== TASK ==
Reproduce the lines from the very start of the items through the line containing "column-header-actions: Actions [1100, 128, 1267, 195]", including that line.

* BEGIN DATA LISTING *

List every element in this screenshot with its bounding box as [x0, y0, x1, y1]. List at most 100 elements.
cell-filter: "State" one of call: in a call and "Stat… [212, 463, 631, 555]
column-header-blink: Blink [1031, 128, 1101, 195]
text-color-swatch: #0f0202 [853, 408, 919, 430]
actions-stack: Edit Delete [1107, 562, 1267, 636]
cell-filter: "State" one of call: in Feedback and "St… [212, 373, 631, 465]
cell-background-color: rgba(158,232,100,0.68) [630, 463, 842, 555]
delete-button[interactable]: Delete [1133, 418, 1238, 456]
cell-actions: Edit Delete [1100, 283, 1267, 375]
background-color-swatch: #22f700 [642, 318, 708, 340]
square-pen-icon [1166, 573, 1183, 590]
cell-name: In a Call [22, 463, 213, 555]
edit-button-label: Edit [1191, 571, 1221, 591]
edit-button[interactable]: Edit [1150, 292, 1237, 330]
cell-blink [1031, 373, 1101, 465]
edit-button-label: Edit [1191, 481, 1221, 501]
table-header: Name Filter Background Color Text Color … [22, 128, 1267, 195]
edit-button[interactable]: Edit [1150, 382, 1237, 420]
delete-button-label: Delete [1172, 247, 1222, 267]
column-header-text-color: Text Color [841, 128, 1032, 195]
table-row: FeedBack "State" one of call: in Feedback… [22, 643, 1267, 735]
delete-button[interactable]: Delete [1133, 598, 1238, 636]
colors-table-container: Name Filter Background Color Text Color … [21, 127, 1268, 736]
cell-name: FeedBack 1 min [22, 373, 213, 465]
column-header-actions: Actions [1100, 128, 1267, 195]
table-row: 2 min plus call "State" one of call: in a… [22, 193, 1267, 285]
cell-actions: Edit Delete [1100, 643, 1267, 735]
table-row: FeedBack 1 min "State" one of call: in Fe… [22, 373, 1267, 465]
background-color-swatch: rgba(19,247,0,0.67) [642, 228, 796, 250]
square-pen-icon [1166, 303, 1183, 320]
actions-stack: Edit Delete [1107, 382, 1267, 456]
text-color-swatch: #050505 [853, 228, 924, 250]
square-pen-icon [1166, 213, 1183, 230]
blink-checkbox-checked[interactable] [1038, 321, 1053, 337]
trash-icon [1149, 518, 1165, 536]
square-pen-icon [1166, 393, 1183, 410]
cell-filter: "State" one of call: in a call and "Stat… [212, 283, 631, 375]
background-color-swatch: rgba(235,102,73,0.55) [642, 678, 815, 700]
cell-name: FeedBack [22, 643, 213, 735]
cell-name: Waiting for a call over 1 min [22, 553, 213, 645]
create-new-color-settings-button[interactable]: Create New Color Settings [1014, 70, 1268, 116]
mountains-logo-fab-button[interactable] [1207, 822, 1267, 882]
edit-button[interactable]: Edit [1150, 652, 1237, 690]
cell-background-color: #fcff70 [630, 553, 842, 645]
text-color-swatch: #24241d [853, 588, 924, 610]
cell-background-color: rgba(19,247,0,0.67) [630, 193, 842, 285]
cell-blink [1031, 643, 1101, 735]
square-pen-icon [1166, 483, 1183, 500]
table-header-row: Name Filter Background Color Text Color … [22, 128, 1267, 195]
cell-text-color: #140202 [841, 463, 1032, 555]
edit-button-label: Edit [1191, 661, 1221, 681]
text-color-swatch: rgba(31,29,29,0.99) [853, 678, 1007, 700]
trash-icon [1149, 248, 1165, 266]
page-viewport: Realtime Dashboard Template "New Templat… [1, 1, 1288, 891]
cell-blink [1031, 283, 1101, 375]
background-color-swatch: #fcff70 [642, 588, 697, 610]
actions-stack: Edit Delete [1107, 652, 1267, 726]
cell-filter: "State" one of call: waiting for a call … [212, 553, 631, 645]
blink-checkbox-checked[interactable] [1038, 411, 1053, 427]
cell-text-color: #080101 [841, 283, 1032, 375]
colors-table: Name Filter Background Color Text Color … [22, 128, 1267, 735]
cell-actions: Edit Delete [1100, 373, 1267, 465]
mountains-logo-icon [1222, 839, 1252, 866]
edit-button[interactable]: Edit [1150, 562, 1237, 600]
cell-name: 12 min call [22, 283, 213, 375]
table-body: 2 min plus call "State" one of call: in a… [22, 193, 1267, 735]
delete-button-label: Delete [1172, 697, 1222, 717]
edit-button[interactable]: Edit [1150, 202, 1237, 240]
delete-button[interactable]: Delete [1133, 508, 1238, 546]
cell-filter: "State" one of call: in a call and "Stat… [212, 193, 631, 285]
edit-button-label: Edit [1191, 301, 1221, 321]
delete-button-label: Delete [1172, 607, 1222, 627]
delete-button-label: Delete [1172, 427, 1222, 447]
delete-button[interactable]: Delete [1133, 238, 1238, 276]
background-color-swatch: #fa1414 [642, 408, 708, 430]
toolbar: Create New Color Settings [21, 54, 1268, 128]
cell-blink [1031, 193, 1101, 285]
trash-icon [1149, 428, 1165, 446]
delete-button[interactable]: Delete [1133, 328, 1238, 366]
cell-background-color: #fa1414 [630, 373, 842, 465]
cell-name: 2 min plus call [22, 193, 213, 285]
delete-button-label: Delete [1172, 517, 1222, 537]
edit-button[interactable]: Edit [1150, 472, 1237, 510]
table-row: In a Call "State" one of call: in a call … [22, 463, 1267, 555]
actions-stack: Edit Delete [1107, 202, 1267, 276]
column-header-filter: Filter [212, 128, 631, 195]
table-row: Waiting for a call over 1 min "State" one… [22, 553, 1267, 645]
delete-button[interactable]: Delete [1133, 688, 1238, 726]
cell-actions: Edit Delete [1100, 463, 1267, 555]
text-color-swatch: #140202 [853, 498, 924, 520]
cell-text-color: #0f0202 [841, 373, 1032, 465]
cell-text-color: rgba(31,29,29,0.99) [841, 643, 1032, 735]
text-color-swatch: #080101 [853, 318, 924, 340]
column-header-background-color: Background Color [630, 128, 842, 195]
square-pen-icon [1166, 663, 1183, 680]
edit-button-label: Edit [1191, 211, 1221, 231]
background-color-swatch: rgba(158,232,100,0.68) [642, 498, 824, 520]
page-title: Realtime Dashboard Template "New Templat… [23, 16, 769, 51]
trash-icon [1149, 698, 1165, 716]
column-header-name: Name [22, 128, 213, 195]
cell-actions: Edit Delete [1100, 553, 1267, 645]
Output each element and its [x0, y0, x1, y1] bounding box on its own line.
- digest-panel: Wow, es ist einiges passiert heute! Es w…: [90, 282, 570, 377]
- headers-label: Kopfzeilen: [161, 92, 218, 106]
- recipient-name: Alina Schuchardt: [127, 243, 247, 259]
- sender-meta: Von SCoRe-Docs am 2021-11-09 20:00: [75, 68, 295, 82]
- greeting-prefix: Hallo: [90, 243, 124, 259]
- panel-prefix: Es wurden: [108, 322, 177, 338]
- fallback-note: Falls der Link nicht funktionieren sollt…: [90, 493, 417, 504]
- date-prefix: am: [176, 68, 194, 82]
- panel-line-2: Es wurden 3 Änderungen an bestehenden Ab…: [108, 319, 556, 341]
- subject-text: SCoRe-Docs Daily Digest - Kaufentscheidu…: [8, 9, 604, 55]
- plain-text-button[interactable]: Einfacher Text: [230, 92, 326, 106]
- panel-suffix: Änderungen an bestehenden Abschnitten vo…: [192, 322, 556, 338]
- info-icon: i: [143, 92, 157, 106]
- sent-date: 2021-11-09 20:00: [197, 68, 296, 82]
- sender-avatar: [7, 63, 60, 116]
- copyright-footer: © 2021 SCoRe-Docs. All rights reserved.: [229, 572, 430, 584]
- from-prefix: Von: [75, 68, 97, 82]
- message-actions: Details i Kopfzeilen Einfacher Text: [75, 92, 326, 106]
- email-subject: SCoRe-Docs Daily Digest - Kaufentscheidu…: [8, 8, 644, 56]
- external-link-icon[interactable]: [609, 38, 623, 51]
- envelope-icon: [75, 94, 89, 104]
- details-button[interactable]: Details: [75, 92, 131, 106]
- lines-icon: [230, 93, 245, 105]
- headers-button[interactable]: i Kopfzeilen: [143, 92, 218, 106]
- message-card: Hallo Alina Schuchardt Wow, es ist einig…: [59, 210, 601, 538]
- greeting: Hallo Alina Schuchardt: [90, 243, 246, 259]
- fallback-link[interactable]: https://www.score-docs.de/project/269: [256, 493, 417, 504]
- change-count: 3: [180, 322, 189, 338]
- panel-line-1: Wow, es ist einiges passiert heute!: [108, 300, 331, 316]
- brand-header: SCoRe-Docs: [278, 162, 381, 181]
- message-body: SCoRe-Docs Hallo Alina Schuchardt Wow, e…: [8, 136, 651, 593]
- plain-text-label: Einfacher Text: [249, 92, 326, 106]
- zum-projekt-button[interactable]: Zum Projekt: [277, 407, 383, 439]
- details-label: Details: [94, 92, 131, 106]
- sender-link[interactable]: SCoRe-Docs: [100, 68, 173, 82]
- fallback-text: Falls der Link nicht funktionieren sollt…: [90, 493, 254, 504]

* END DATA LISTING *

== RIGHT ANSWER ==
List every element in this screenshot with its bounding box as [x0, y0, x1, y1]. List at most 100 elements.
cell-filter: "State" one of call: in a call and "Stat… [212, 463, 631, 555]
column-header-blink: Blink [1031, 128, 1101, 195]
text-color-swatch: #0f0202 [853, 408, 919, 430]
actions-stack: Edit Delete [1107, 562, 1267, 636]
cell-filter: "State" one of call: in Feedback and "St… [212, 373, 631, 465]
cell-background-color: rgba(158,232,100,0.68) [630, 463, 842, 555]
delete-button[interactable]: Delete [1133, 418, 1238, 456]
cell-actions: Edit Delete [1100, 283, 1267, 375]
background-color-swatch: #22f700 [642, 318, 708, 340]
square-pen-icon [1166, 573, 1183, 590]
cell-name: In a Call [22, 463, 213, 555]
edit-button-label: Edit [1191, 571, 1221, 591]
edit-button[interactable]: Edit [1150, 292, 1237, 330]
cell-blink [1031, 373, 1101, 465]
edit-button-label: Edit [1191, 481, 1221, 501]
table-header: Name Filter Background Color Text Color … [22, 128, 1267, 195]
edit-button[interactable]: Edit [1150, 382, 1237, 420]
delete-button-label: Delete [1172, 247, 1222, 267]
column-header-text-color: Text Color [841, 128, 1032, 195]
table-row: FeedBack "State" one of call: in Feedback… [22, 643, 1267, 735]
delete-button[interactable]: Delete [1133, 598, 1238, 636]
colors-table-container: Name Filter Background Color Text Color … [21, 127, 1268, 736]
cell-name: FeedBack 1 min [22, 373, 213, 465]
column-header-actions: Actions [1100, 128, 1267, 195]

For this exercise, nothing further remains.